#### [Dataset extract]
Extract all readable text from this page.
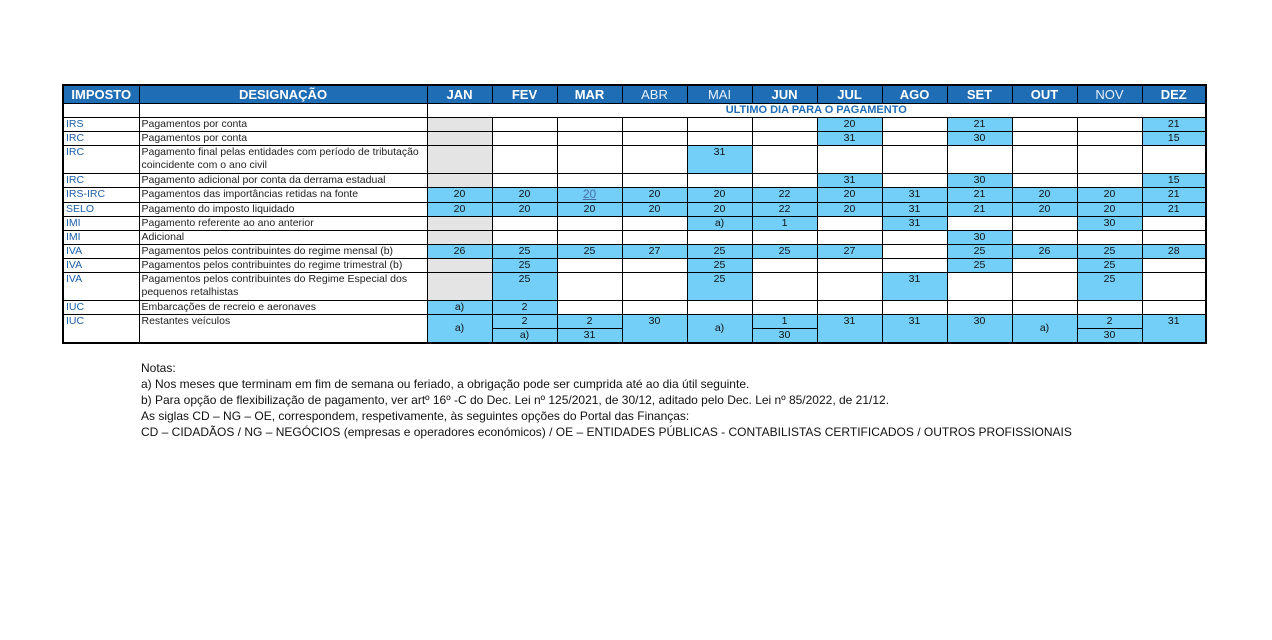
IMPOSTO	DESIGNAÇÃO	JAN	FEV	MAR	ABR	MAI	JUN	JUL	AGO	SET	OUT	NOV	DEZ
		ÚLTIMO DIA PARA O PAGAMENTO											
IRS	Pagamentos por conta							20		21			21
IRC	Pagamentos por conta							31		30			15
IRC	Pagamento final pelas entidades com período de tributação coincidente com o ano civil					31							
IRC	Pagamento adicional por conta da derrama estadual							31		30			15
IRS-IRC	Pagamentos das importâncias retidas na fonte	20	20	20	20	20	22	20	31	21	20	20	21
SELO	Pagamento do imposto liquidado	20	20	20	20	20	22	20	31	21	20	20	21
IMI	Pagamento referente ao ano anterior					a)	1		31			30	
IMI	Adicional									30			
IVA	Pagamentos pelos contribuintes do regime mensal (b)	26	25	25	27	25	25	27		25	26	25	28
IVA	Pagamentos pelos contribuintes do regime trimestral (b)		25			25				25		25	
IVA	Pagamentos pelos contribuintes do Regime Especial dos pequenos retalhistas		25			25			31			25	
IUC	Embarcações de recreio e aeronaves	a)	2										
IUC	Restantes veículos	a)	2	2	30	a)	1	31	31	30	a)	2	31
			a)	31			30					30	
Notas:
a) Nos meses que terminam em fim de semana ou feriado, a obrigação pode ser cumprida até ao dia útil seguinte.
b) Para opção de flexibilização de pagamento, ver artº 16º -C do Dec. Lei nº 125/2021, de 30/12, aditado pelo Dec. Lei nº 85/2022, de 21/12.
As siglas CD – NG – OE, correspondem, respetivamente, às seguintes opções do Portal das Finanças:
CD – CIDADÃOS / NG – NEGÓCIOS (empresas e operadores económicos) / OE – ENTIDADES PÚBLICAS - CONTABILISTAS CERTIFICADOS / OUTROS PROFISSIONAIS
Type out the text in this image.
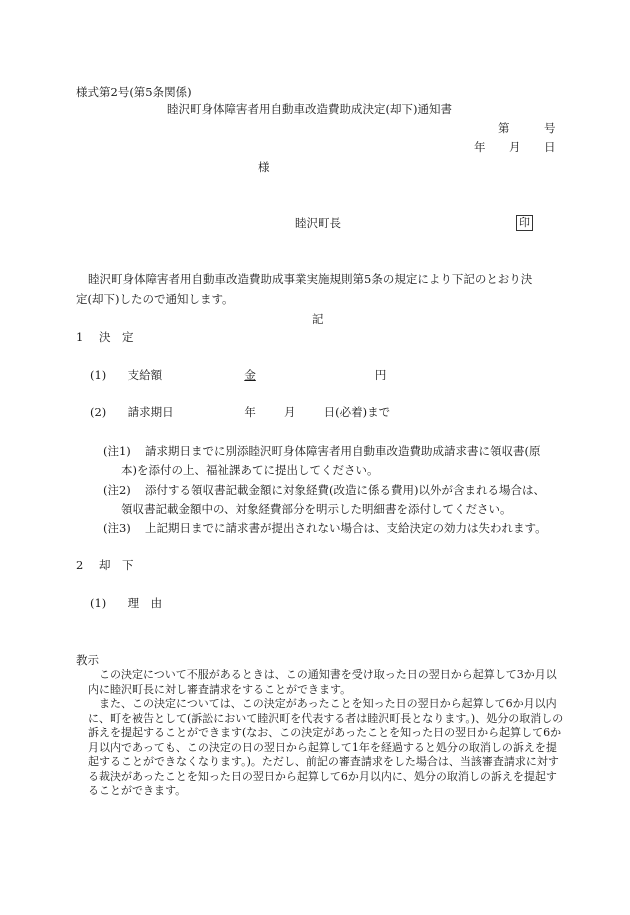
様式第2号(第5条関係)
睦沢町身体障害者用自動車改造費助成決定(却下)通知書
第	号
年 月 日
様
睦沢町長	印
睦沢町身体障害者用自動車改造費助成事業実施規則第5条の規定により下記のとおり決
定(却下)したので通知します。
記
1 決　定
(1) 支給額	金	円
(2) 請求期日	年 月 日(必着)まで
(注1) 請求期日までに別添睦沢町身体障害者用自動車改造費助成請求書に領収書(原
本)を添付の上、福祉課あてに提出してください。
(注2) 添付する領収書記載金額に対象経費(改造に係る費用)以外が含まれる場合は、
領収書記載金額中の、対象経費部分を明示した明細書を添付してください。
(注3) 上記期日までに請求書が提出されない場合は、支給決定の効力は失われます。
2 却　下
(1) 理　由
教示

この決定について不服があるときは、この通知書を受け取った日の翌日から起算して3か月以内に睦沢町長に対し審査請求をすることができます。

また、この決定については、この決定があったことを知った日の翌日から起算して6か月以内に、町を被告として(訴訟において睦沢町を代表する者は睦沢町長となります。)、処分の取消しの訴えを提起することができます(なお、この決定があったことを知った日の翌日から起算して6か月以内であっても、この決定の日の翌日から起算して1年を経過すると処分の取消しの訴えを提起することができなくなります。)。ただし、前記の審査請求をした場合は、当該審査請求に対する裁決があったことを知った日の翌日から起算して6か月以内に、処分の取消しの訴えを提起することができます。
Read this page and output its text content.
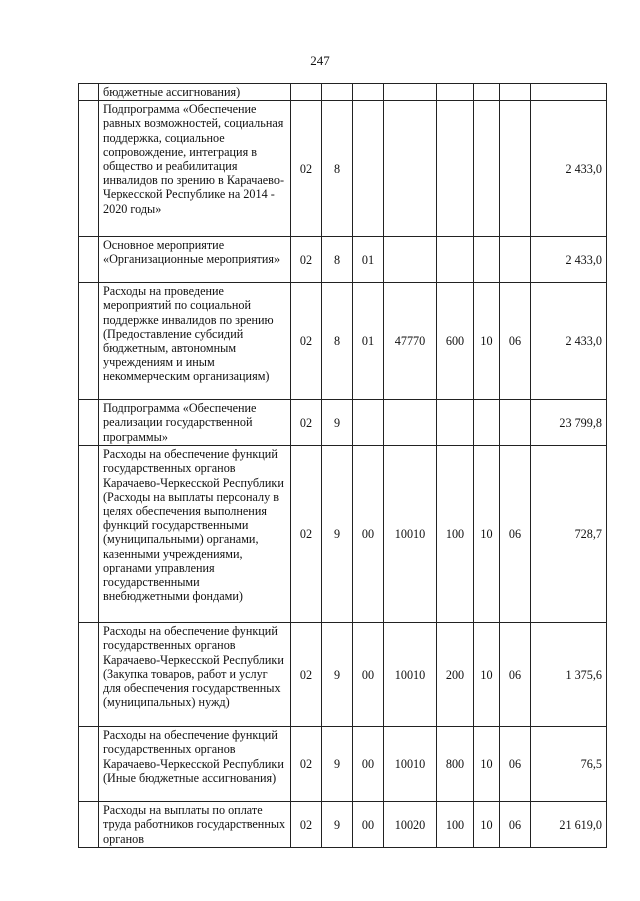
247
	бюджетные ассигнования)								
	Подпрограмма «Обеспечение равных возможностей, социальная поддержка, социальное сопровождение, интеграция в общество и реабилитация инвалидов по зрению в Карачаево-Черкесской Республике на 2014 - 2020 годы»	02	8						2 433,0
	Основное мероприятие «Организационные мероприятия»	02	8	01					2 433,0
	Расходы на проведение мероприятий по социальной поддержке инвалидов по зрению (Предоставление субсидий бюджетным, автономным учреждениям и иным некоммерческим организациям)	02	8	01	47770	600	10	06	2 433,0
	Подпрограмма «Обеспечение реализации государственной программы»	02	9						23 799,8
	Расходы на обеспечение функций государственных органов Карачаево-Черкесской Республики (Расходы на выплаты персоналу в целях обеспечения выполнения функций государственными (муниципальными) органами, казенными учреждениями, органами управления государственными внебюджетными фондами)	02	9	00	10010	100	10	06	728,7
	Расходы на обеспечение функций государственных органов Карачаево-Черкесской Республики (Закупка товаров, работ и услуг для обеспечения государственных (муниципальных) нужд)	02	9	00	10010	200	10	06	1 375,6
	Расходы на обеспечение функций государственных органов Карачаево-Черкесской Республики (Иные бюджетные ассигнования)	02	9	00	10010	800	10	06	76,5
	Расходы на выплаты по оплате труда работников государственных органов	02	9	00	10020	100	10	06	21 619,0
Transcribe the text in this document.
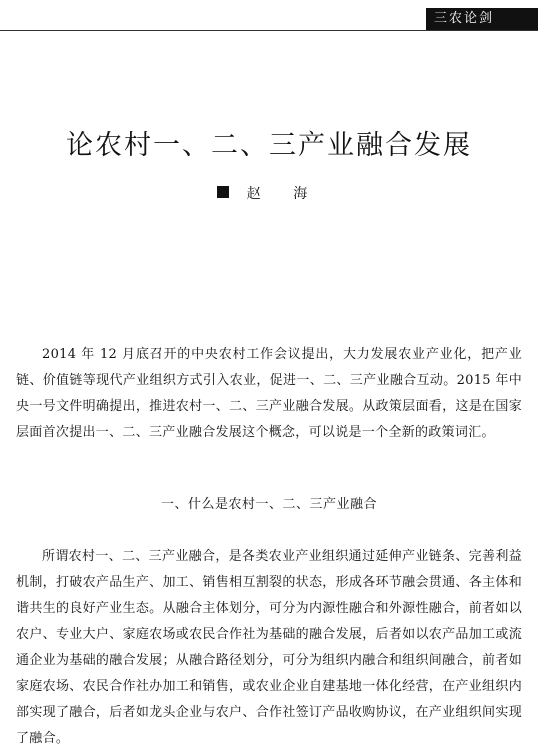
三农论剑
论农村一、二、三产业融合发展
赵 海

2014 年 12 月底召开的中央农村工作会议提出，大力发展农业产业化，把产业链、价值链等现代产业组织方式引入农业，促进一、二、三产业融合互动。2015 年中央一号文件明确提出，推进农村一、二、三产业融合发展。从政策层面看，这是在国家层面首次提出一、二、三产业融合发展这个概念，可以说是一个全新的政策词汇。

一、什么是农村一、二、三产业融合

所谓农村一、二、三产业融合，是各类农业产业组织通过延伸产业链条、完善利益机制，打破农产品生产、加工、销售相互割裂的状态，形成各环节融会贯通、各主体和谐共生的良好产业生态。从融合主体划分，可分为内源性融合和外源性融合，前者如以农户、专业大户、家庭农场或农民合作社为基础的融合发展，后者如以农产品加工或流通企业为基础的融合发展；从融合路径划分，可分为组织内融合和组织间融合，前者如家庭农场、农民合作社办加工和销售，或农业企业自建基地一体化经营，在产业组织内部实现了融合，后者如龙头企业与农户、合作社签订产品收购协议，在产业组织间实现了融合。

#### [Written instruction]
Make an exact copy of the whole listing, but don't bring over any pictures.

#### [Completed task]
Extract all readable text from this page.
IMPOSTO	DESIGNAÇÃO	JAN	FEV	MAR	ABR	MAI	JUN	JUL	AGO	SET	OUT	NOV	DEZ
		ÚLTIMO DIA PARA O PAGAMENTO											
IRS	Pagamentos por conta							20		21			21
IRC	Pagamentos por conta							31		30			15
IRC	Pagamento final pelas entidades com período de tributação coincidente com o ano civil					31							
IRC	Pagamento adicional por conta da derrama estadual							31		30			15
IRS-IRC	Pagamentos das importâncias retidas na fonte	20	20	20	20	20	22	20	31	21	20	20	21
SELO	Pagamento do imposto liquidado	20	20	20	20	20	22	20	31	21	20	20	21
IMI	Pagamento referente ao ano anterior					a)	1		31			30	
IMI	Adicional									30			
IVA	Pagamentos pelos contribuintes do regime mensal (b)	26	25	25	27	25	25	27		25	26	25	28
IVA	Pagamentos pelos contribuintes do regime trimestral (b)		25			25				25		25	
IVA	Pagamentos pelos contribuintes do Regime Especial dos pequenos retalhistas		25			25			31			25	
IUC	Embarcações de recreio e aeronaves	a)	2										
IUC	Restantes veículos	a)	2	2	30	a)	1	31	31	30	a)	2	31
			a)	31			30					30	
Notas:
a) Nos meses que terminam em fim de semana ou feriado, a obrigação pode ser cumprida até ao dia útil seguinte.
b) Para opção de flexibilização de pagamento, ver artº 16º -C do Dec. Lei nº 125/2021, de 30/12, aditado pelo Dec. Lei nº 85/2022, de 21/12.
As siglas CD – NG – OE, correspondem, respetivamente, às seguintes opções do Portal das Finanças:
CD – CIDADÃOS / NG – NEGÓCIOS (empresas e operadores económicos) / OE – ENTIDADES PÚBLICAS - CONTABILISTAS CERTIFICADOS / OUTROS PROFISSIONAIS
Type out the text in this image.
様式第2号(第5条関係)
睦沢町身体障害者用自動車改造費助成決定(却下)通知書
第	号
年 月 日
様
睦沢町長	印
睦沢町身体障害者用自動車改造費助成事業実施規則第5条の規定により下記のとおり決
定(却下)したので通知します。
記
1 決　定
(1) 支給額	金	円
(2) 請求期日	年 月 日(必着)まで
(注1) 請求期日までに別添睦沢町身体障害者用自動車改造費助成請求書に領収書(原
本)を添付の上、福祉課あてに提出してください。
(注2) 添付する領収書記載金額に対象経費(改造に係る費用)以外が含まれる場合は、
領収書記載金額中の、対象経費部分を明示した明細書を添付してください。
(注3) 上記期日までに請求書が提出されない場合は、支給決定の効力は失われます。
2 却　下
(1) 理　由
教示

この決定について不服があるときは、この通知書を受け取った日の翌日から起算して3か月以内に睦沢町長に対し審査請求をすることができます。

また、この決定については、この決定があったことを知った日の翌日から起算して6か月以内に、町を被告として(訴訟において睦沢町を代表する者は睦沢町長となります。)、処分の取消しの訴えを提起することができます(なお、この決定があったことを知った日の翌日から起算して6か月以内であっても、この決定の日の翌日から起算して1年を経過すると処分の取消しの訴えを提起することができなくなります。)。ただし、前記の審査請求をした場合は、当該審査請求に対する裁決があったことを知った日の翌日から起算して6か月以内に、処分の取消しの訴えを提起することができます。
Read this page and output its text content.
247
	бюджетные ассигнования)								
	Подпрограмма «Обеспечение равных возможностей, социальная поддержка, социальное сопровождение, интеграция в общество и реабилитация инвалидов по зрению в Карачаево-Черкесской Республике на 2014 - 2020 годы»	02	8						2 433,0
	Основное мероприятие «Организационные мероприятия»	02	8	01					2 433,0
	Расходы на проведение мероприятий по социальной поддержке инвалидов по зрению (Предоставление субсидий бюджетным, автономным учреждениям и иным некоммерческим организациям)	02	8	01	47770	600	10	06	2 433,0
	Подпрограмма «Обеспечение реализации государственной программы»	02	9						23 799,8
	Расходы на обеспечение функций государственных органов Карачаево-Черкесской Республики (Расходы на выплаты персоналу в целях обеспечения выполнения функций государственными (муниципальными) органами, казенными учреждениями, органами управления государственными внебюджетными фондами)	02	9	00	10010	100	10	06	728,7
	Расходы на обеспечение функций государственных органов Карачаево-Черкесской Республики (Закупка товаров, работ и услуг для обеспечения государственных (муниципальных) нужд)	02	9	00	10010	200	10	06	1 375,6
	Расходы на обеспечение функций государственных органов Карачаево-Черкесской Республики (Иные бюджетные ассигнования)	02	9	00	10010	800	10	06	76,5
	Расходы на выплаты по оплате труда работников государственных органов	02	9	00	10020	100	10	06	21 619,0
Transcribe the text in this document.
三农论剑
论农村一、二、三产业融合发展
赵 海

2014 年 12 月底召开的中央农村工作会议提出，大力发展农业产业化，把产业链、价值链等现代产业组织方式引入农业，促进一、二、三产业融合互动。2015 年中央一号文件明确提出，推进农村一、二、三产业融合发展。从政策层面看，这是在国家层面首次提出一、二、三产业融合发展这个概念，可以说是一个全新的政策词汇。

一、什么是农村一、二、三产业融合

所谓农村一、二、三产业融合，是各类农业产业组织通过延伸产业链条、完善利益机制，打破农产品生产、加工、销售相互割裂的状态，形成各环节融会贯通、各主体和谐共生的良好产业生态。从融合主体划分，可分为内源性融合和外源性融合，前者如以农户、专业大户、家庭农场或农民合作社为基础的融合发展，后者如以农产品加工或流通企业为基础的融合发展；从融合路径划分，可分为组织内融合和组织间融合，前者如家庭农场、农民合作社办加工和销售，或农业企业自建基地一体化经营，在产业组织内部实现了融合，后者如龙头企业与农户、合作社签订产品收购协议，在产业组织间实现了融合。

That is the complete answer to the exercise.